● **OBJECTIVE**
Exactly repeat all the records below, omitting the images they hold.

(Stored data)

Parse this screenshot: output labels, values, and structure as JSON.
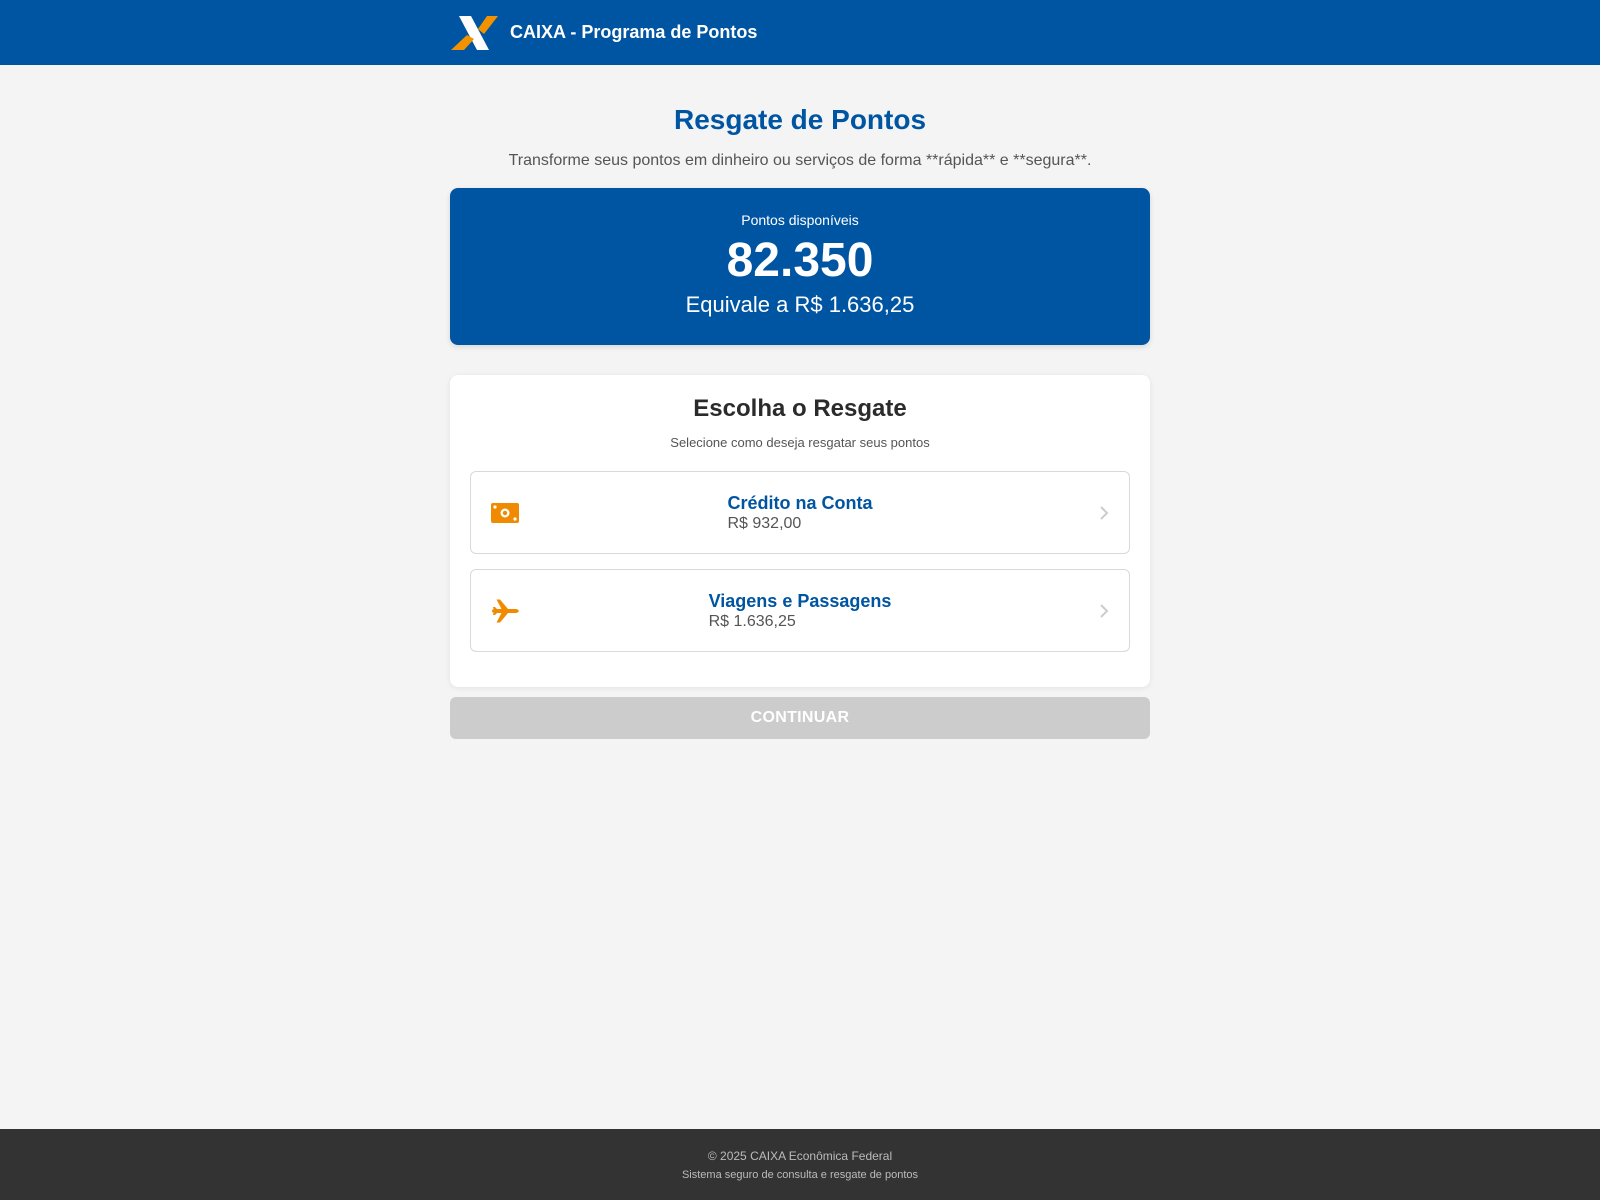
{
  "header": {
    "app_title": "CAIXA - Programa de Pontos",
    "logo_icon": "caixa-x-logo",
    "bg_color": "#0055a2",
    "logo_orange": "#f39200"
  },
  "main": {
    "title": "Resgate de Pontos",
    "subtitle": "Transforme seus pontos em dinheiro ou serviços de forma **rápida** e **segura**."
  },
  "points": {
    "label": "Pontos disponíveis",
    "value": "82.350",
    "equivalent": "Equivale a R$ 1.636,25"
  },
  "redeem": {
    "title": "Escolha o Resgate",
    "subtitle": "Selecione como deseja resgatar seus pontos",
    "options": [
      {
        "name": "Crédito na Conta",
        "value": "R$ 932,00",
        "icon": "money-bill-icon"
      },
      {
        "name": "Viagens e Passagens",
        "value": "R$ 1.636,25",
        "icon": "plane-icon"
      }
    ]
  },
  "actions": {
    "continue_label": "CONTINUAR",
    "continue_disabled": true
  },
  "footer": {
    "copyright": "© 2025 CAIXA Econômica Federal",
    "tagline": "Sistema seguro de consulta e resgate de pontos"
  }
}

● **RESULT OF THE TASK**
Parse this screenshot: output labels, values, and structure as JSON.
{
  "header": {
    "app_title": "CAIXA - Programa de Pontos",
    "logo_icon": "caixa-x-logo",
    "bg_color": "#0055a2",
    "logo_orange": "#f39200"
  },
  "main": {
    "title": "Resgate de Pontos",
    "subtitle": "Transforme seus pontos em dinheiro ou serviços de forma **rápida** e **segura**."
  },
  "points": {
    "label": "Pontos disponíveis",
    "value": "82.350",
    "equivalent": "Equivale a R$ 1.636,25"
  },
  "redeem": {
    "title": "Escolha o Resgate",
    "subtitle": "Selecione como deseja resgatar seus pontos",
    "options": [
      {
        "name": "Crédito na Conta",
        "value": "R$ 932,00",
        "icon": "money-bill-icon"
      },
      {
        "name": "Viagens e Passagens",
        "value": "R$ 1.636,25",
        "icon": "plane-icon"
      }
    ]
  },
  "actions": {
    "continue_label": "CONTINUAR",
    "continue_disabled": true
  },
  "footer": {
    "copyright": "© 2025 CAIXA Econômica Federal",
    "tagline": "Sistema seguro de consulta e resgate de pontos"
  }
}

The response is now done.